Task statement: Look through the data below. Collect every line where the word "phase" occurs.

Data listing:
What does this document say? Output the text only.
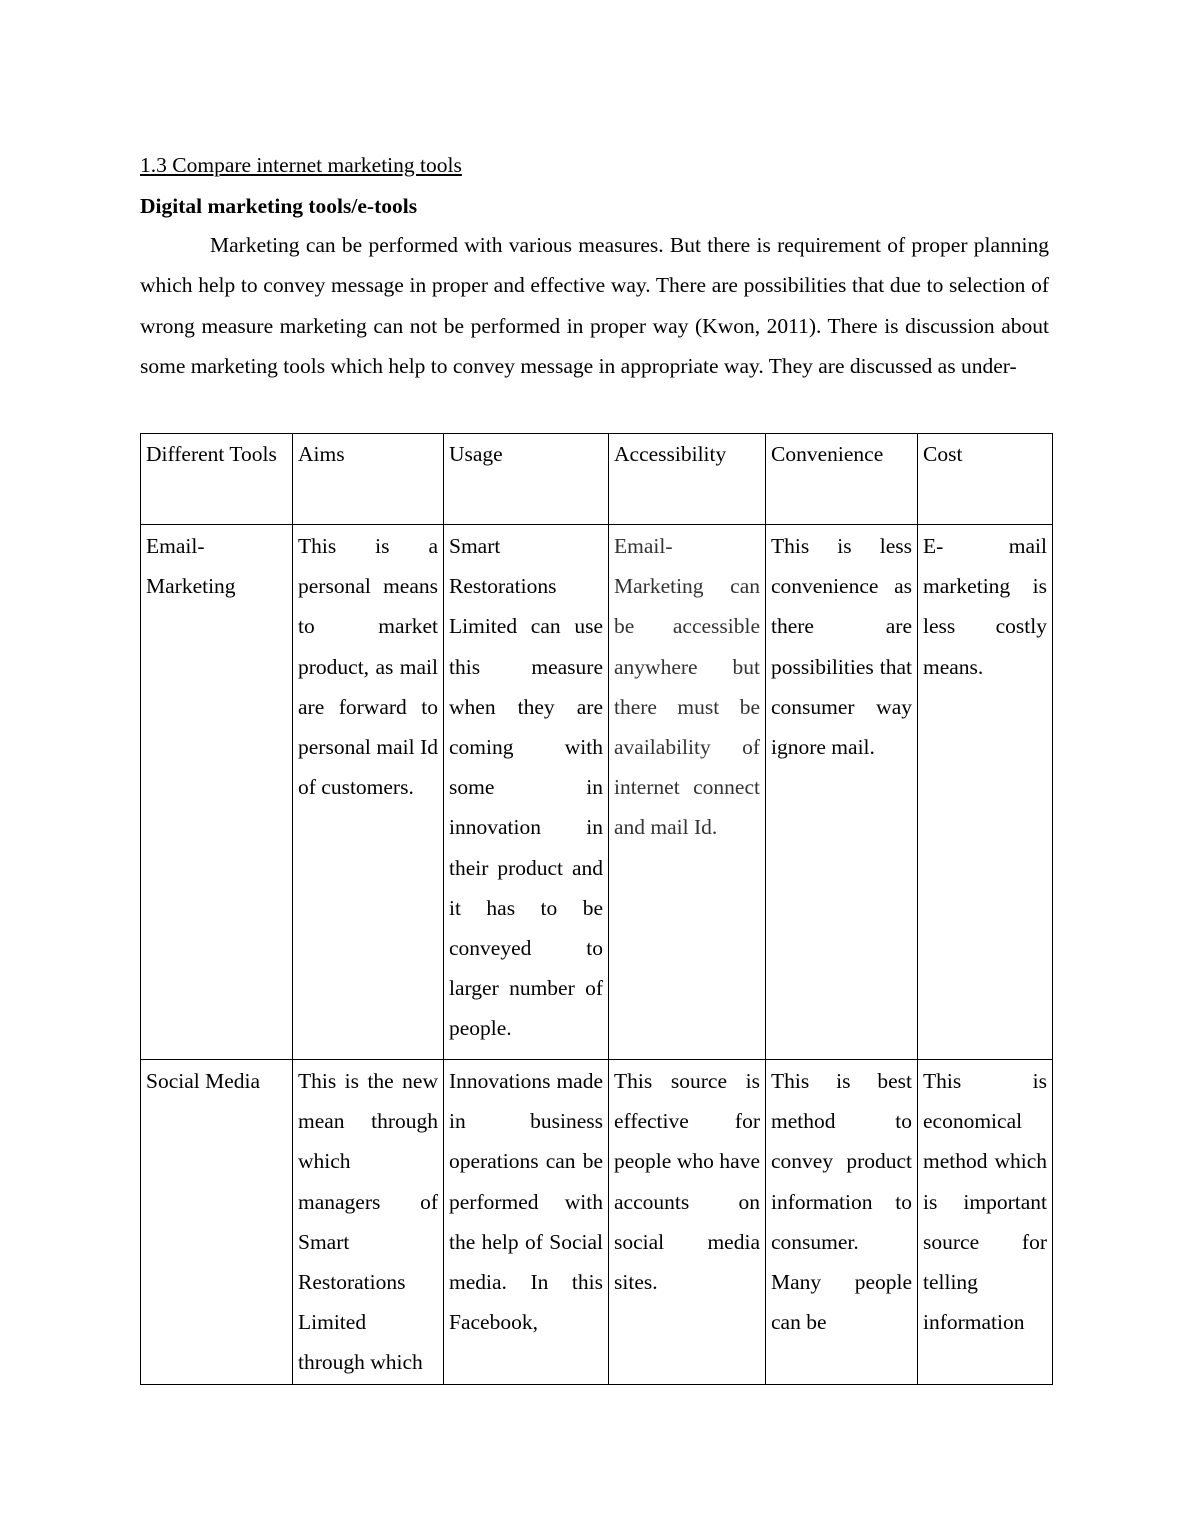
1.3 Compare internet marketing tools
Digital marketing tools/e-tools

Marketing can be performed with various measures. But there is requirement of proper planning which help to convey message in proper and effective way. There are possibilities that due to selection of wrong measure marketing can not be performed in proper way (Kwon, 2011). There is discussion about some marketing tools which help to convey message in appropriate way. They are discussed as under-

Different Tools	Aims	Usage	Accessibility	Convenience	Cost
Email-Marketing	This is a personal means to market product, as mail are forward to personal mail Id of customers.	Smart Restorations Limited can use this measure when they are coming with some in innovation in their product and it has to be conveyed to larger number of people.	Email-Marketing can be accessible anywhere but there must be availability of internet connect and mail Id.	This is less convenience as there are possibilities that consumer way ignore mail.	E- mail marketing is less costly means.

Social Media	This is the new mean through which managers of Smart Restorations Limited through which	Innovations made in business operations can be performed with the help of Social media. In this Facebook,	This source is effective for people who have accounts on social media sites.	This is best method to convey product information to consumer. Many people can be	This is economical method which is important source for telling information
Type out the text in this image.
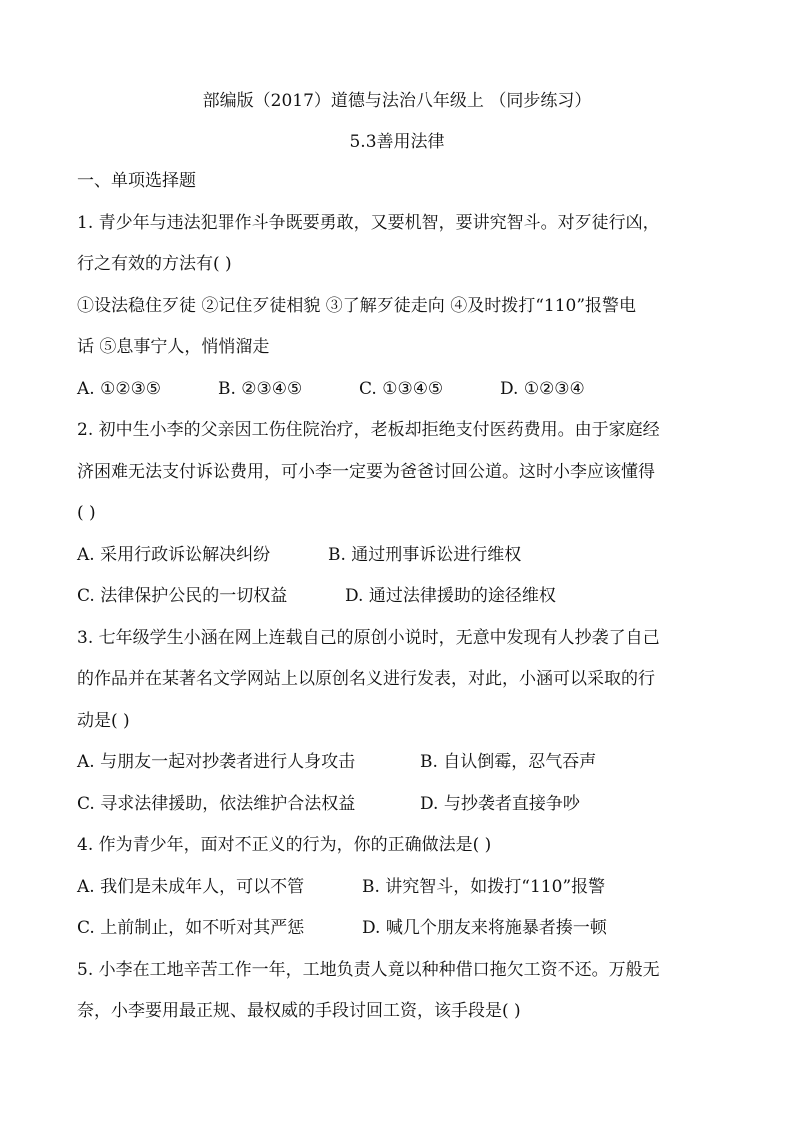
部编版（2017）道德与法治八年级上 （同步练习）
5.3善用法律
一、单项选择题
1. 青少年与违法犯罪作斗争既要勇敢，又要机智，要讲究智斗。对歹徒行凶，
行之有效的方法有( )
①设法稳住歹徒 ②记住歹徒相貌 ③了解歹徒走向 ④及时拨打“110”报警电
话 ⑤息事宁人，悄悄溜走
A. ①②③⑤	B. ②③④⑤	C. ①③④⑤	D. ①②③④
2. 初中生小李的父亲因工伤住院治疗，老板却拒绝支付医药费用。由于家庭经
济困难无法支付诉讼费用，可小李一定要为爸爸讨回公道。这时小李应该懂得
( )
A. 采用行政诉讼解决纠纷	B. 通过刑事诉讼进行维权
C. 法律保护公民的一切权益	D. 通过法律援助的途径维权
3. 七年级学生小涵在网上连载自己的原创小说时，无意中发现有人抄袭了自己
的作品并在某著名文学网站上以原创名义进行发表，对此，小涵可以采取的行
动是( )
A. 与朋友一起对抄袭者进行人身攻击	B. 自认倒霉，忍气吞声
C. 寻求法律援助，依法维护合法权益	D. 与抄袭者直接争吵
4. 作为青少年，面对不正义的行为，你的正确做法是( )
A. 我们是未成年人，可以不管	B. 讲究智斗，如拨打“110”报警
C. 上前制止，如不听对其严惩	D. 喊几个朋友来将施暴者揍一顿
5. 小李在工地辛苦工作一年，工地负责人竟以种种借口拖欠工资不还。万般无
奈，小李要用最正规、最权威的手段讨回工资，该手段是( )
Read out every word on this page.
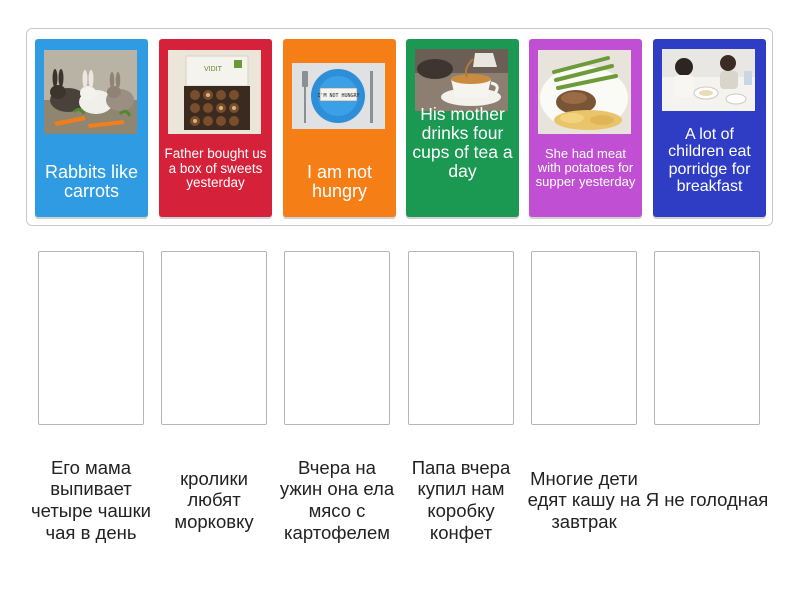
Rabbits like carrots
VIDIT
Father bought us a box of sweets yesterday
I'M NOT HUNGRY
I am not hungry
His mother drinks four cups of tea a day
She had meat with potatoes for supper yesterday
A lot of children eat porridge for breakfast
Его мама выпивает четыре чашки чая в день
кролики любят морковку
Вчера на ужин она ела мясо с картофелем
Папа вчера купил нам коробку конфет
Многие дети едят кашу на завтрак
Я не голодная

* * *

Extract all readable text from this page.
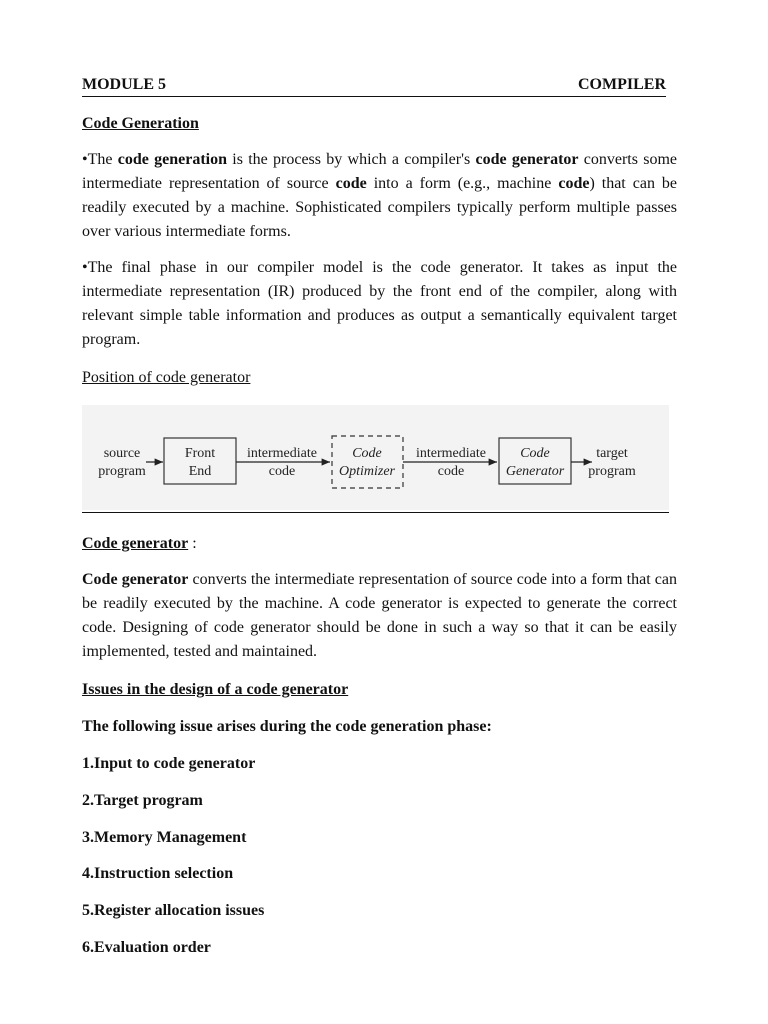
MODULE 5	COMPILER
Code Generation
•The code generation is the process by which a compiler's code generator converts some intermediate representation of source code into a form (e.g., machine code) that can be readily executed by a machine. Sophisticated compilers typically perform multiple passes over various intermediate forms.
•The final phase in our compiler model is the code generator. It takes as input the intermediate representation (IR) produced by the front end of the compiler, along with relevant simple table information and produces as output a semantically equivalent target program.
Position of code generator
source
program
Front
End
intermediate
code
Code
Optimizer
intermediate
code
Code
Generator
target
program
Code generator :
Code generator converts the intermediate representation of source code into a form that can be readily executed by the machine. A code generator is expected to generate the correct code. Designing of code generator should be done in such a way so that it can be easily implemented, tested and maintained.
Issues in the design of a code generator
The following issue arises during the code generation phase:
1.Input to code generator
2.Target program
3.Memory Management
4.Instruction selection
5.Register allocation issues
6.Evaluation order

==

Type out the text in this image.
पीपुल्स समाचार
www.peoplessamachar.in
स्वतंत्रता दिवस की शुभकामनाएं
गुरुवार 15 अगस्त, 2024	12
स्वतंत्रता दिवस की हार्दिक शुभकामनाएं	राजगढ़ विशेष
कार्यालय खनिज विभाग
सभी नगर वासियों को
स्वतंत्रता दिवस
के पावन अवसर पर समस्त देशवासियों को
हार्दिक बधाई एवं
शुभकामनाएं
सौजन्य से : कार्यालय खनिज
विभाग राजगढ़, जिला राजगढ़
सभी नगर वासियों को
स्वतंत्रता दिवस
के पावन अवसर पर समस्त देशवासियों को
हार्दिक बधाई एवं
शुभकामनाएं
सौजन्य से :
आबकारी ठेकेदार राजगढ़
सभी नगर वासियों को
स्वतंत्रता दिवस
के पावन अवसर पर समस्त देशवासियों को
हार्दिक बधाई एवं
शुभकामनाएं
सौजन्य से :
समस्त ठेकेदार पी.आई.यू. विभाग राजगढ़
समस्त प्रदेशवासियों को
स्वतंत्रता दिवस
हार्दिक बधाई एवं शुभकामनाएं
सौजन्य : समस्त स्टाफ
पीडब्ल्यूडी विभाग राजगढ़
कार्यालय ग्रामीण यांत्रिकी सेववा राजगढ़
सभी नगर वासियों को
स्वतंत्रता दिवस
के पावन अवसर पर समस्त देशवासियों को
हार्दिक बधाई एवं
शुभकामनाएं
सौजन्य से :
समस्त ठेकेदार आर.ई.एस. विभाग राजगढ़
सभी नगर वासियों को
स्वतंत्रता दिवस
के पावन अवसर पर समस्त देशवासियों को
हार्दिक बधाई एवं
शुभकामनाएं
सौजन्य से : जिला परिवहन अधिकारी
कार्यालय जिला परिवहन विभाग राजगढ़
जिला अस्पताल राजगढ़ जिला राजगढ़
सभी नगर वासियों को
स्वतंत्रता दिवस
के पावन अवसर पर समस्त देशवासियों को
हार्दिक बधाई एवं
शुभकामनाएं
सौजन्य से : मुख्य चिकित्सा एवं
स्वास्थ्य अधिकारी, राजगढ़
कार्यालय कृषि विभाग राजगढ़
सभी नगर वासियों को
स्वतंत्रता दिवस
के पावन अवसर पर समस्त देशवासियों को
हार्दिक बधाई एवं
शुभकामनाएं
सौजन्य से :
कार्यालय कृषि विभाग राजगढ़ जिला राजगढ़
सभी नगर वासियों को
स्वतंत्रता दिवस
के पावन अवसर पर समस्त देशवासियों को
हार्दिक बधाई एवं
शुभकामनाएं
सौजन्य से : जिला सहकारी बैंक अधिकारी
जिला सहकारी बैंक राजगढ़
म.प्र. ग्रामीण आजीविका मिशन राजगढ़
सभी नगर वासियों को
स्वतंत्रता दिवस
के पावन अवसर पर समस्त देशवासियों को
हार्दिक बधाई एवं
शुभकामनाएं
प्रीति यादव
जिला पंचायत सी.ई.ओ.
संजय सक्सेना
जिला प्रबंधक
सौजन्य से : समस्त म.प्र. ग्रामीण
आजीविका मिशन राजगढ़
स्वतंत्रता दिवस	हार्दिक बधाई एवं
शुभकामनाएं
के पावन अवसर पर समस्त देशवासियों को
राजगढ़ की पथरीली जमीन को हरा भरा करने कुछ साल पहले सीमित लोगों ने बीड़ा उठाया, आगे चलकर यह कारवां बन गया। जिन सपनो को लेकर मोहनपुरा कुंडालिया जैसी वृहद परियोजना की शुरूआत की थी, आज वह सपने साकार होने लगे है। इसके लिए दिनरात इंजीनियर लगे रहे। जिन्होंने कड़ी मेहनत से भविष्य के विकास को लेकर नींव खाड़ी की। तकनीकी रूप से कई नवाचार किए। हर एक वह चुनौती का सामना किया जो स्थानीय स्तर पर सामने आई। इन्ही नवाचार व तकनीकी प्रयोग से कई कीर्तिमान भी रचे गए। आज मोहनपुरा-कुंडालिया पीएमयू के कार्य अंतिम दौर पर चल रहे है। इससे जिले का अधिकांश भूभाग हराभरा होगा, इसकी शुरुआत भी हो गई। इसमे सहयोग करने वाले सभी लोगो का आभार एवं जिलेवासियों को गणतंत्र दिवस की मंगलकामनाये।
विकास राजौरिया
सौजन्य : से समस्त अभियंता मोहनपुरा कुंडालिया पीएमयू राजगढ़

Output of the task:
•The final phase in our compiler model is the code generator. It takes as input the intermediate representation (IR) produced by the front end of the compiler, along with relevant simple table information and produces as output a semantically equivalent target program.
The following issue arises during the code generation phase:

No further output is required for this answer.